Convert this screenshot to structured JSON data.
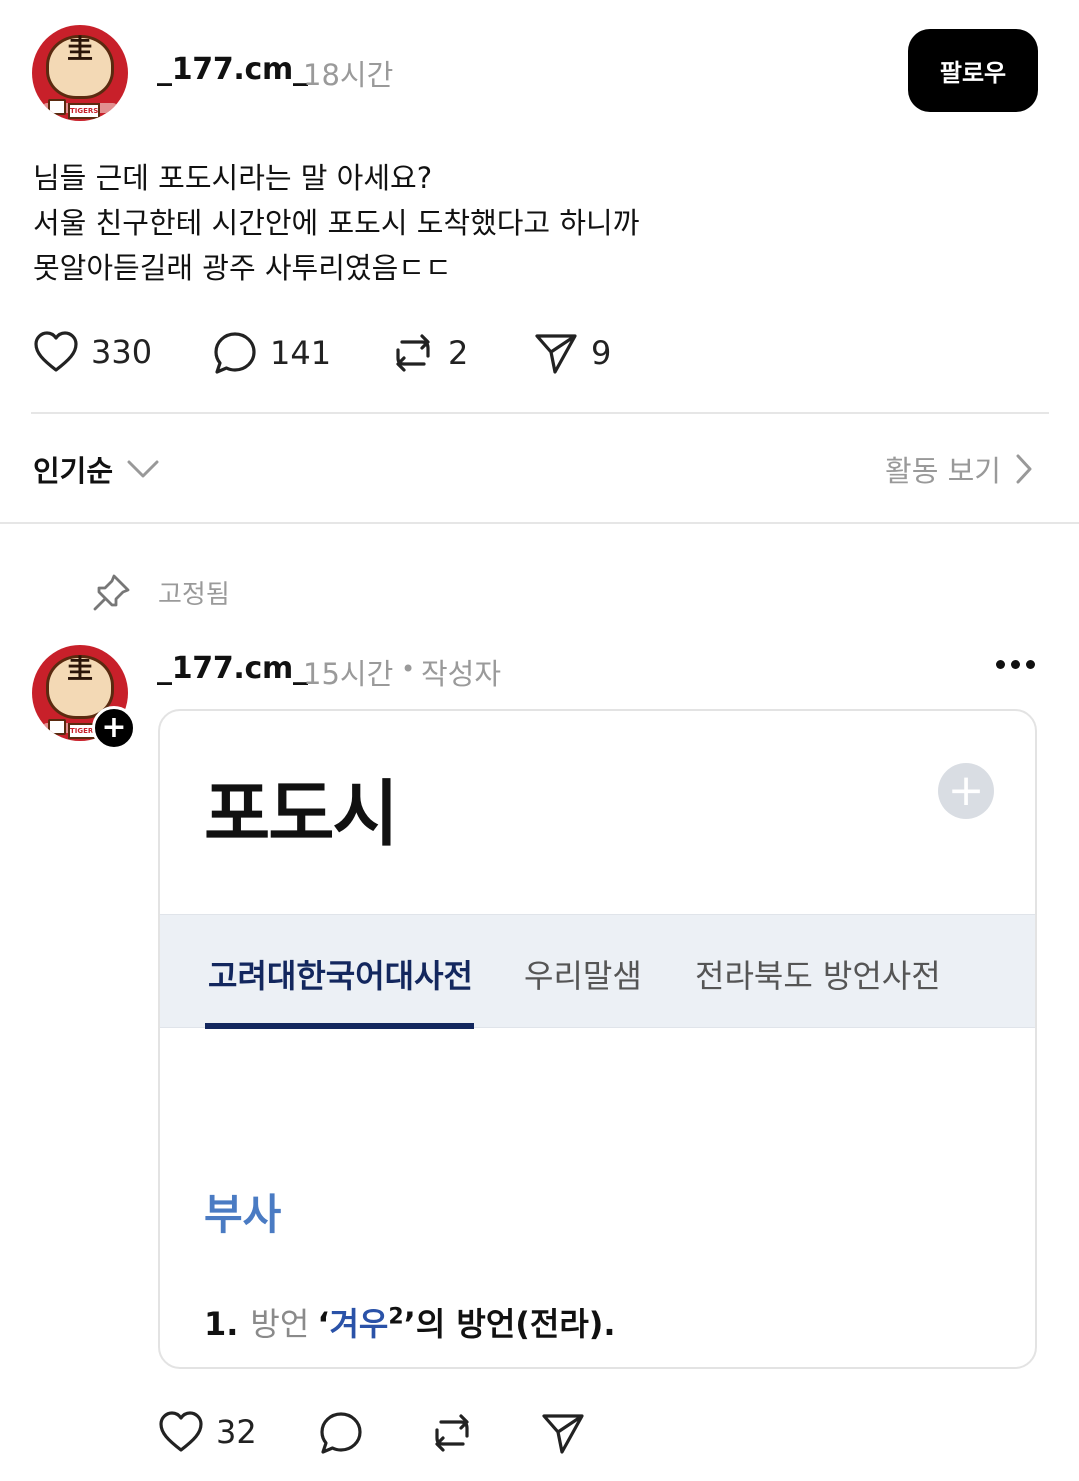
{
  "post": {
    "username": "_177.cm_",
    "time": "18시간",
    "follow_label": "팔로우",
    "text_lines": [
      "님들 근데 포도시라는 말 아세요?",
      "서울 친구한테 시간안에 포도시 도착했다고 하니까",
      "못알아듣길래 광주 사투리였음ㄷㄷ"
    ],
    "likes": "330",
    "replies": "141",
    "reposts": "2",
    "shares": "9"
  },
  "sort": {
    "label": "인기순",
    "activity_label": "활동 보기"
  },
  "reply": {
    "pinned_label": "고정됨",
    "username": "_177.cm_",
    "time": "15시간",
    "separator": "•",
    "author_tag": "작성자",
    "likes": "32",
    "card": {
      "headword": "포도시",
      "tabs": [
        "고려대한국어대사전",
        "우리말샘",
        "전라북도 방언사전"
      ],
      "pos": "부사",
      "def_num": "1.",
      "def_label": "방언",
      "def_open": "‘",
      "def_word": "겨우",
      "def_sup": "2",
      "def_rest": "’의 방언(전라)."
    }
  },
  "avatar_badge": "TIGERS",
  "colors": {
    "accent_navy": "#13275e",
    "pos_blue": "#4a7bc3",
    "avatar_red": "#c8202a"
  }
}
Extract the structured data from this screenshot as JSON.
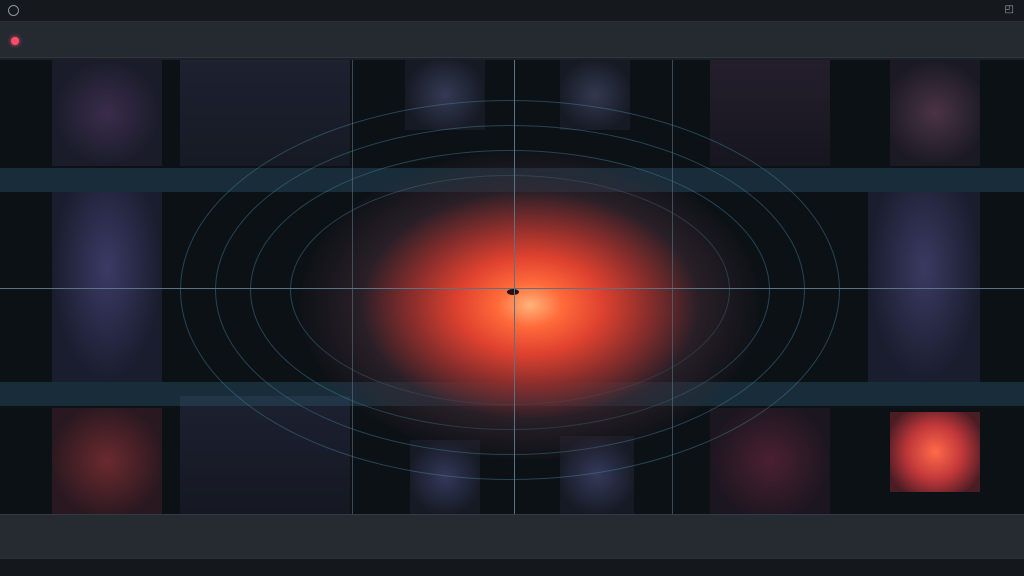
{
  "titlebar": {
    "app_title": "",
    "window_title": "",
    "control_glyph": "◰"
  },
  "toolbar": {
    "label": ""
  },
  "viewport": {
    "corner_label": ""
  },
  "statusbar": {
    "left": "",
    "center": "",
    "right": ""
  },
  "colors": {
    "accent_record": "#ff4d6a",
    "glow_core": "#ff6a3a",
    "rings": "#4682a0",
    "background": "#0c1116"
  },
  "icons": {
    "app": "circle-app-icon",
    "record": "record-dot-icon",
    "window": "window-restore-icon"
  }
}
------------------------
▸ **Task description**:
Every line of the data should be copied as it stands, without the images.

▸ **Written solution**:
Convert this screenshot to structured JSON data.
{
  "post": {
    "username": "_177.cm_",
    "time": "18시간",
    "follow_label": "팔로우",
    "text_lines": [
      "님들 근데 포도시라는 말 아세요?",
      "서울 친구한테 시간안에 포도시 도착했다고 하니까",
      "못알아듣길래 광주 사투리였음ㄷㄷ"
    ],
    "likes": "330",
    "replies": "141",
    "reposts": "2",
    "shares": "9"
  },
  "sort": {
    "label": "인기순",
    "activity_label": "활동 보기"
  },
  "reply": {
    "pinned_label": "고정됨",
    "username": "_177.cm_",
    "time": "15시간",
    "separator": "•",
    "author_tag": "작성자",
    "likes": "32",
    "card": {
      "headword": "포도시",
      "tabs": [
        "고려대한국어대사전",
        "우리말샘",
        "전라북도 방언사전"
      ],
      "pos": "부사",
      "def_num": "1.",
      "def_label": "방언",
      "def_open": "‘",
      "def_word": "겨우",
      "def_sup": "2",
      "def_rest": "’의 방언(전라)."
    }
  },
  "avatar_badge": "TIGERS",
  "colors": {
    "accent_navy": "#13275e",
    "pos_blue": "#4a7bc3",
    "avatar_red": "#c8202a"
  }
}
Extract the structured data from this screenshot as JSON.
{
  "titlebar": {
    "app_title": "",
    "window_title": "",
    "control_glyph": "◰"
  },
  "toolbar": {
    "label": ""
  },
  "viewport": {
    "corner_label": ""
  },
  "statusbar": {
    "left": "",
    "center": "",
    "right": ""
  },
  "colors": {
    "accent_record": "#ff4d6a",
    "glow_core": "#ff6a3a",
    "rings": "#4682a0",
    "background": "#0c1116"
  },
  "icons": {
    "app": "circle-app-icon",
    "record": "record-dot-icon",
    "window": "window-restore-icon"
  }
}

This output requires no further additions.